# Provided data:
_ _ _ _ _
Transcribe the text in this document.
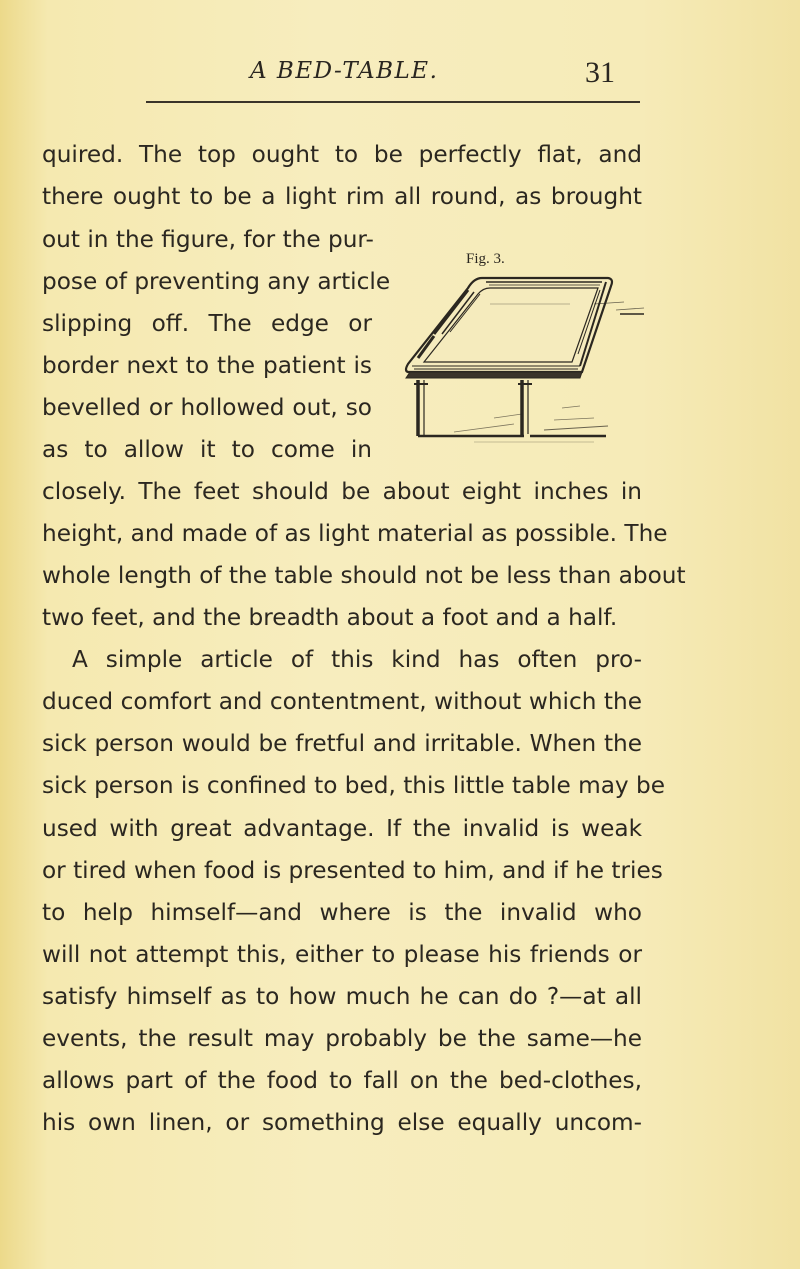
A BED-TABLE.	31
quired. The top ought to be perfectly flat, and
there ought to be a light rim all round, as brought
out in the figure, for the pur-
pose of preventing any article
slipping off. The edge or
border next to the patient is
bevelled or hollowed out, so
as to allow it to come in
closely. The feet should be about eight inches in
height, and made of as light material as possible. The
whole length of the table should not be less than about
two feet, and the breadth about a foot and a half.
A simple article of this kind has often pro-
duced comfort and contentment, without which the
sick person would be fretful and irritable. When the
sick person is confined to bed, this little table may be
used with great advantage. If the invalid is weak
or tired when food is presented to him, and if he tries
to help himself—and where is the invalid who
will not attempt this, either to please his friends or
satisfy himself as to how much he can do ?—at all
events, the result may probably be the same—he
allows part of the food to fall on the bed-clothes,
his own linen, or something else equally uncom-
Fig. 3.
_ _ _ _ _
# Work required:
Within the listing above, copy each line that has the string "sick".

# Response to the task:
sick person would be fretful and irritable. When the
sick person is confined to bed, this little table may be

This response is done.